Hişyar Barzan Şerefhanoğlu / Demokrat Haber

Alınmayan yasal önlemler, uygulanmayan koruma kararları kadınları son sürat “cinayet” uçurumuna çekerken; geleneksel aile biçimi ve bireysel silahlanmanın kadın cinayetlerindeki rolü yine görmezden geliniyor.

2015’te 309’u silahlı, toplam 414 kadın cinayeti basına yansıdı.

Kadın cinayetleri 2016’da da tüm hızıyla artarak sürüyor.

Yılbaşından bu yana belirlenebilen 40 olayla birlikte 2015’ten günümüze 309’u ateşli silahla olmak üzere 454 kadın öldürüldü, 91’i ise ağır yaralandı.

Çoğunluğu ateşli silahla işlenen “kadın cinayetleri”nde sayının bilinenin çok üzerinde olduğu kadın örgütleri ve aktivistlerinin genel kabulü.

2015’ten bu yana 454 kadının öldürülmesine geçtiğimiz yıl Türkiye’nin 7 ilinde başlayan sokağa çıkma yasakları sırasında yaşanan çatışmalarda öldürülen 50 kadının da eklenmesiyle tablonun vahameti ortaya çıkıyor.

11 Şubat 2015’te Mersin’in Tarsus ilçesinde yaşanan ve Türkiye’de büyük bir infial uyandıran Özgecan cinayetinin ardından oluşan kamuoyu baskısı ve duyarlılığın artacağı, söz konusu olayın bir milat olacağı ve kadın cinayetlerinde azalma olacağı beklentileri ise olayın yaşandığı günden bu yana 373 kadının öldürülmesi nedeniyle gerçekliğini yitirmiş durumda.

Kadın cinayetlerine sebep olan nedenlerin “bir anlık öfke, namus, cinnet” gibi maktuller tarafından sıkça tekrarlanan savunma mekanizmaları içerisinde ele alınamayacağını belirten sivil toplum örgütlerine göre konuya bakış açısının sosyo-kültürel, ekonomik ve politik çerçevede değerlendirilmesi gerektiği belirtiliyor.

Bireysel silahlanma ve bu çerçevede “ataerkil” bir düşünce mekanizmasının baskısı altında kalan Türkiye’de kadınlara dayatılan rollere isteyerek ya da istemeyerek bürünmesi nedeniyle kadın cinayetlerinin artışının önüne geçilemediği de bir gerçek.

→ **Veri satırları**:
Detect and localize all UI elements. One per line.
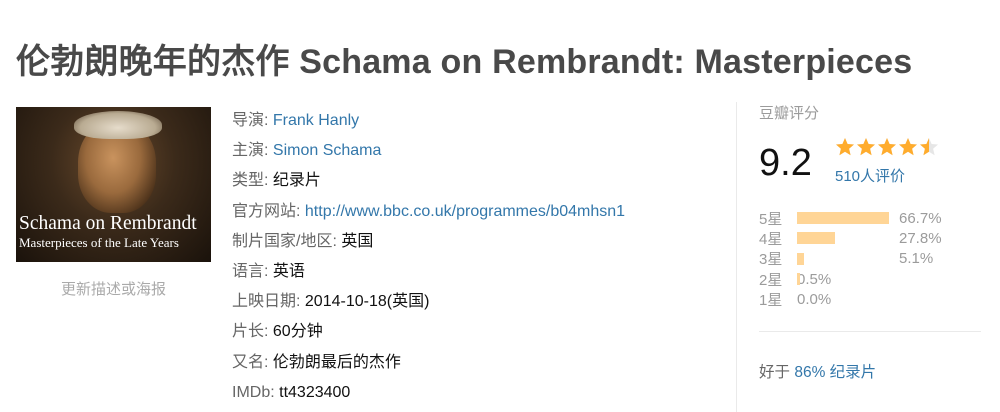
country-value: 英国 [341, 232, 374, 250]
rating-bar-row: 2星 0.5% [759, 269, 942, 289]
rating-bar-row: 4星 27.8% [759, 228, 942, 248]
star-icon [835, 137, 855, 157]
movie-info: 导演: Frank Hanly 主演: Simon Schama 类型: 纪录片… [232, 106, 625, 408]
genre-label: 类型: [232, 172, 269, 190]
runtime-row: 片长: 60分钟 [232, 317, 625, 347]
rating-bar-fill [797, 273, 800, 286]
rating-label: 豆瓣评分 [759, 105, 820, 122]
website-link[interactable]: http://www.bbc.co.uk/programmes/b04mhsn1 [305, 203, 625, 220]
star-level-label: 4星 [759, 230, 783, 248]
poster-title-text: Schama on Rembrandt [19, 213, 197, 234]
release-value: 2014-10-18(英国) [304, 293, 430, 311]
actor-link[interactable]: Simon Schama [273, 142, 382, 159]
release-label: 上映日期: [232, 293, 301, 311]
imdb-value: tt4323400 [279, 383, 351, 401]
star-level-label: 3星 [759, 251, 783, 269]
rating-bar-track [797, 232, 893, 245]
rating-bar-fill [797, 252, 805, 265]
star-level-label: 1星 [759, 291, 783, 309]
rating-bar-fill [797, 232, 836, 245]
rating-stars [835, 137, 939, 157]
better-than-category-link[interactable]: 纪录片 [830, 364, 877, 381]
imdb-row: IMDb: tt4323400 [232, 378, 625, 408]
rating-bar-percent: 0.0% [797, 290, 832, 308]
director-link[interactable]: Frank Hanly [273, 112, 359, 129]
poster-cap [74, 111, 162, 139]
update-poster-link[interactable]: 更新描述或海报 [16, 278, 211, 299]
director-label: 导演: [232, 112, 269, 129]
imdb-label: IMDb: [232, 383, 275, 401]
rating-bar-row: 1星 0.0% [759, 289, 942, 309]
rating-panel: 豆瓣评分 9.2 510人评价 5星 66.7% 4星 27.8% 3星 5.1% 2星 0.… [736, 102, 1000, 412]
rating-bar-row: 3星 5.1% [759, 249, 942, 269]
rating-bar-percent: 5.1% [899, 250, 934, 268]
aka-row: 又名: 伦勃朗最后的杰作 [232, 348, 625, 378]
website-label: 官方网站: [232, 202, 301, 220]
poster-image[interactable]: Schama on Rembrandt Masterpieces of the … [16, 107, 211, 262]
director-row: 导演: Frank Hanly [232, 106, 625, 136]
rating-distribution: 5星 66.7% 4星 27.8% 3星 5.1% 2星 0.5% 1星 0.0% [759, 208, 942, 309]
runtime-value: 60分钟 [272, 323, 323, 341]
starring-label: 主演: [232, 142, 269, 160]
better-than-prefix: 好于 [759, 364, 791, 381]
release-row: 上映日期: 2014-10-18(英国) [232, 287, 625, 317]
language-row: 语言: 英语 [232, 257, 625, 287]
page-title: 伦勃朗晚年的杰作 Schama on Rembrandt: Masterpiec… [16, 43, 913, 81]
star-icon [877, 137, 897, 157]
rating-bar-fill [797, 212, 889, 225]
aka-value: 伦勃朗最后的杰作 [272, 353, 401, 371]
rating-bar-track [797, 252, 893, 265]
rating-bar-percent: 0.5% [797, 270, 832, 288]
star-icon [856, 137, 876, 157]
rating-bar-row: 5星 66.7% [759, 208, 942, 228]
better-than-percent-link[interactable]: 86% [794, 364, 825, 381]
runtime-label: 片长: [232, 323, 269, 341]
star-icon [898, 137, 918, 157]
aka-label: 又名: [232, 353, 269, 371]
country-row: 制片国家/地区: 英国 [232, 227, 625, 257]
rating-bar-percent: 66.7% [899, 209, 942, 227]
language-label: 语言: [232, 262, 269, 280]
rating-divider [759, 331, 981, 332]
better-than: 好于 86% 纪录片 [759, 360, 876, 382]
rating-score: 9.2 [759, 142, 812, 184]
starring-row: 主演: Simon Schama [232, 136, 625, 166]
language-value: 英语 [272, 262, 305, 280]
genre-value: 纪录片 [272, 172, 321, 190]
star-level-label: 5星 [759, 210, 783, 228]
country-label: 制片国家/地区: [232, 232, 337, 250]
rating-bar-track [797, 212, 893, 225]
genre-row: 类型: 纪录片 [232, 166, 625, 196]
star-icon [919, 137, 939, 157]
poster-subtitle-text: Masterpieces of the Late Years [19, 235, 179, 250]
rating-bar-percent: 27.8% [899, 229, 942, 247]
star-level-label: 2星 [759, 271, 783, 289]
website-row: 官方网站: http://www.bbc.co.uk/programmes/b0… [232, 197, 625, 227]
votes-link[interactable]: 510人评价 [835, 165, 905, 186]
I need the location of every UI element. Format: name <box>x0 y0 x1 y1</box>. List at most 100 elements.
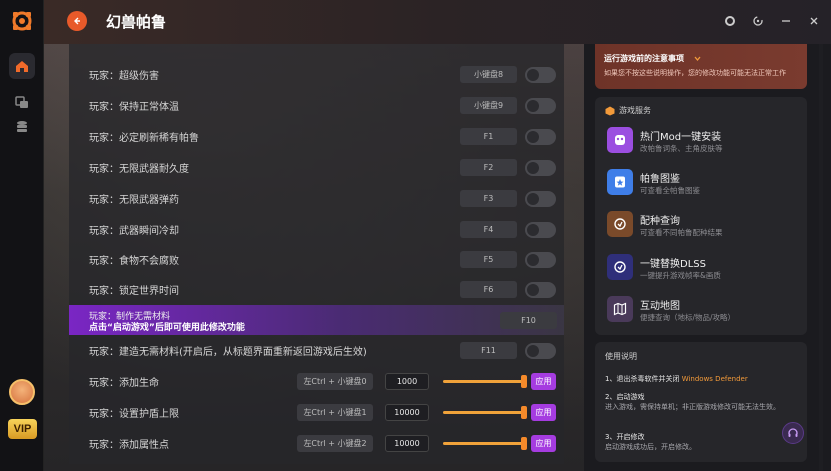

→ **Görevler**:
1: Kadın cinayetleri üzerine metinde sivil toplum örgütlerinin, kadın cinayetlerinin nedenleri olarak ele alınamayacağını söylediği savunma mekanizmalarının tümünü sıralayın.
2: Kadın cinayetleri üzerine metinden "Hişyar Barzan Şerefhanoğlu" sözlerinden "yine görmezden geliniyor." sözlerine kadar uzanan bölümü harfi harfine çıkarın.
Listenin metinle hiçbir ilgisi yoktur.

→ **Görevlerin yanıtları**:
1:
- bir anlık öfke
- namus
- cinnet

2:
Hişyar Barzan Şerefhanoğlu / Demokrat Haber

Alınmayan yasal önlemler, uygulanmayan koruma kararları kadınları son sürat “cinayet” uçurumuna çekerken; geleneksel aile biçimi ve bireysel silahlanmanın kadın cinayetlerindeki rolü yine görmezden geliniyor.